*TASK PROMPT:* All of the records listed below should be retyped exactly.
_ _ _ _
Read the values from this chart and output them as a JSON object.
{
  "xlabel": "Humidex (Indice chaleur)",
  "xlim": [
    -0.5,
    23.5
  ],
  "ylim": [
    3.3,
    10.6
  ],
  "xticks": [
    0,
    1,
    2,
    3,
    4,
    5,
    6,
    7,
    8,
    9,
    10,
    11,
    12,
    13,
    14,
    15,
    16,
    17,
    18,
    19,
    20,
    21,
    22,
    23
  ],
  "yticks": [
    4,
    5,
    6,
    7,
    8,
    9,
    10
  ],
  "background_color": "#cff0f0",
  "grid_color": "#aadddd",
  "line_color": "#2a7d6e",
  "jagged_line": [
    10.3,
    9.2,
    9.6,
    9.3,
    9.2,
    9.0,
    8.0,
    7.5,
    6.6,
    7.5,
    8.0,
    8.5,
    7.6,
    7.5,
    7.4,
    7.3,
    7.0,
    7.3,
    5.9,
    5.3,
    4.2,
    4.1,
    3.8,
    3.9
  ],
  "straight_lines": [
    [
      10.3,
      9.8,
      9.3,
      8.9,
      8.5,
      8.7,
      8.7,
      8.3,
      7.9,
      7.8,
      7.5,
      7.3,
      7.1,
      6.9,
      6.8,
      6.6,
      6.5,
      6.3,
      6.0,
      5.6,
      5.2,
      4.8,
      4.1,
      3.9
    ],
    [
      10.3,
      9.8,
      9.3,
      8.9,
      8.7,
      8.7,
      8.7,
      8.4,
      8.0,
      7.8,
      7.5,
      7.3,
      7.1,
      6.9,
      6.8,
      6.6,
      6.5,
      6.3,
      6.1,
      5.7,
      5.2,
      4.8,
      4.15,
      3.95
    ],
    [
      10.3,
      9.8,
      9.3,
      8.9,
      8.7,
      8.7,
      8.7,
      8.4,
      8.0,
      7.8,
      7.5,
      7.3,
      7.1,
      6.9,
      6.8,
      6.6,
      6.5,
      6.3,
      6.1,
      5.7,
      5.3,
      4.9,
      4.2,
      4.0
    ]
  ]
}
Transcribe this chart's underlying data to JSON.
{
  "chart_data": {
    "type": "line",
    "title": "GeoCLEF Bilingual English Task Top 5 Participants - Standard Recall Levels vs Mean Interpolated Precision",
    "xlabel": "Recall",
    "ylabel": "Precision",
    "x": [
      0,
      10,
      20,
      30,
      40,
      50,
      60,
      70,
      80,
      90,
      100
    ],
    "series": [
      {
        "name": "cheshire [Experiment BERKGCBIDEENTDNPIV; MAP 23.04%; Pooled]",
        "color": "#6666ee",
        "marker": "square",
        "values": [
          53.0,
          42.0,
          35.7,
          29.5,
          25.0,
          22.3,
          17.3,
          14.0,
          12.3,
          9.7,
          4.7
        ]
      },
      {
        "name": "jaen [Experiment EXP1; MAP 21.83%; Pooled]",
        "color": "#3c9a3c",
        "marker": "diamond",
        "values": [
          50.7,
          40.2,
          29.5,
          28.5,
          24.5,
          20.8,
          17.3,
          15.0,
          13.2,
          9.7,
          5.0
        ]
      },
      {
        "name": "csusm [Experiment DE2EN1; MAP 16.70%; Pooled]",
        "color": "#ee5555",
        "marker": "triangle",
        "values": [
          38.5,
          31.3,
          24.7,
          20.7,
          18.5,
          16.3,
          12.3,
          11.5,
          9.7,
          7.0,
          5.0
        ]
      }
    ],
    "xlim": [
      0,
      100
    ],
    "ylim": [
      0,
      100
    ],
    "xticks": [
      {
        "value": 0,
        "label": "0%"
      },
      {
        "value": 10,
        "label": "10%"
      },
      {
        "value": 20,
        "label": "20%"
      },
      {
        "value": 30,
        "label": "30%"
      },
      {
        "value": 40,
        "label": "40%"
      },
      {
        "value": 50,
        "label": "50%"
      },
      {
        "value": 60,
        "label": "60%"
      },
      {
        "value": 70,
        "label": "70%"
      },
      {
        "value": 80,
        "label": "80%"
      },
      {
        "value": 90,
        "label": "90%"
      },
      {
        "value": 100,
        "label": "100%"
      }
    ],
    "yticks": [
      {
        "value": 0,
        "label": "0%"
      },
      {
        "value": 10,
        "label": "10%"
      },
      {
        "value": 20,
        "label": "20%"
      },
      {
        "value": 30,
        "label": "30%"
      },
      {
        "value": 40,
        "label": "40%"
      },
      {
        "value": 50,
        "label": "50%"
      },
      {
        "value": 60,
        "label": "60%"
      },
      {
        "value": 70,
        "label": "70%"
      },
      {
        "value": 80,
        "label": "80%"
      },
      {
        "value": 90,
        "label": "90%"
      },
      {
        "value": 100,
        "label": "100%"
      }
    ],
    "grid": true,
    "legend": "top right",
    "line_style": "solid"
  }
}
_ _ _ _
*RESULT FOR THIS TASK:*
Read the values from this chart and output them as a JSON object.
{
  "xlabel": "Humidex (Indice chaleur)",
  "xlim": [
    -0.5,
    23.5
  ],
  "ylim": [
    3.3,
    10.6
  ],
  "xticks": [
    0,
    1,
    2,
    3,
    4,
    5,
    6,
    7,
    8,
    9,
    10,
    11,
    12,
    13,
    14,
    15,
    16,
    17,
    18,
    19,
    20,
    21,
    22,
    23
  ],
  "yticks": [
    4,
    5,
    6,
    7,
    8,
    9,
    10
  ],
  "background_color": "#cff0f0",
  "grid_color": "#aadddd",
  "line_color": "#2a7d6e",
  "jagged_line": [
    10.3,
    9.2,
    9.6,
    9.3,
    9.2,
    9.0,
    8.0,
    7.5,
    6.6,
    7.5,
    8.0,
    8.5,
    7.6,
    7.5,
    7.4,
    7.3,
    7.0,
    7.3,
    5.9,
    5.3,
    4.2,
    4.1,
    3.8,
    3.9
  ],
  "straight_lines": [
    [
      10.3,
      9.8,
      9.3,
      8.9,
      8.5,
      8.7,
      8.7,
      8.3,
      7.9,
      7.8,
      7.5,
      7.3,
      7.1,
      6.9,
      6.8,
      6.6,
      6.5,
      6.3,
      6.0,
      5.6,
      5.2,
      4.8,
      4.1,
      3.9
    ],
    [
      10.3,
      9.8,
      9.3,
      8.9,
      8.7,
      8.7,
      8.7,
      8.4,
      8.0,
      7.8,
      7.5,
      7.3,
      7.1,
      6.9,
      6.8,
      6.6,
      6.5,
      6.3,
      6.1,
      5.7,
      5.2,
      4.8,
      4.15,
      3.95
    ],
    [
      10.3,
      9.8,
      9.3,
      8.9,
      8.7,
      8.7,
      8.7,
      8.4,
      8.0,
      7.8,
      7.5,
      7.3,
      7.1,
      6.9,
      6.8,
      6.6,
      6.5,
      6.3,
      6.1,
      5.7,
      5.3,
      4.9,
      4.2,
      4.0
    ]
  ]
}
Transcribe this chart's underlying data to JSON.
{
  "chart_data": {
    "type": "line",
    "title": "GeoCLEF Bilingual English Task Top 5 Participants - Standard Recall Levels vs Mean Interpolated Precision",
    "xlabel": "Recall",
    "ylabel": "Precision",
    "x": [
      0,
      10,
      20,
      30,
      40,
      50,
      60,
      70,
      80,
      90,
      100
    ],
    "series": [
      {
        "name": "cheshire [Experiment BERKGCBIDEENTDNPIV; MAP 23.04%; Pooled]",
        "color": "#6666ee",
        "marker": "square",
        "values": [
          53.0,
          42.0,
          35.7,
          29.5,
          25.0,
          22.3,
          17.3,
          14.0,
          12.3,
          9.7,
          4.7
        ]
      },
      {
        "name": "jaen [Experiment EXP1; MAP 21.83%; Pooled]",
        "color": "#3c9a3c",
        "marker": "diamond",
        "values": [
          50.7,
          40.2,
          29.5,
          28.5,
          24.5,
          20.8,
          17.3,
          15.0,
          13.2,
          9.7,
          5.0
        ]
      },
      {
        "name": "csusm [Experiment DE2EN1; MAP 16.70%; Pooled]",
        "color": "#ee5555",
        "marker": "triangle",
        "values": [
          38.5,
          31.3,
          24.7,
          20.7,
          18.5,
          16.3,
          12.3,
          11.5,
          9.7,
          7.0,
          5.0
        ]
      }
    ],
    "xlim": [
      0,
      100
    ],
    "ylim": [
      0,
      100
    ],
    "xticks": [
      {
        "value": 0,
        "label": "0%"
      },
      {
        "value": 10,
        "label": "10%"
      },
      {
        "value": 20,
        "label": "20%"
      },
      {
        "value": 30,
        "label": "30%"
      },
      {
        "value": 40,
        "label": "40%"
      },
      {
        "value": 50,
        "label": "50%"
      },
      {
        "value": 60,
        "label": "60%"
      },
      {
        "value": 70,
        "label": "70%"
      },
      {
        "value": 80,
        "label": "80%"
      },
      {
        "value": 90,
        "label": "90%"
      },
      {
        "value": 100,
        "label": "100%"
      }
    ],
    "yticks": [
      {
        "value": 0,
        "label": "0%"
      },
      {
        "value": 10,
        "label": "10%"
      },
      {
        "value": 20,
        "label": "20%"
      },
      {
        "value": 30,
        "label": "30%"
      },
      {
        "value": 40,
        "label": "40%"
      },
      {
        "value": 50,
        "label": "50%"
      },
      {
        "value": 60,
        "label": "60%"
      },
      {
        "value": 70,
        "label": "70%"
      },
      {
        "value": 80,
        "label": "80%"
      },
      {
        "value": 90,
        "label": "90%"
      },
      {
        "value": 100,
        "label": "100%"
      }
    ],
    "grid": true,
    "legend": "top right",
    "line_style": "solid"
  }
}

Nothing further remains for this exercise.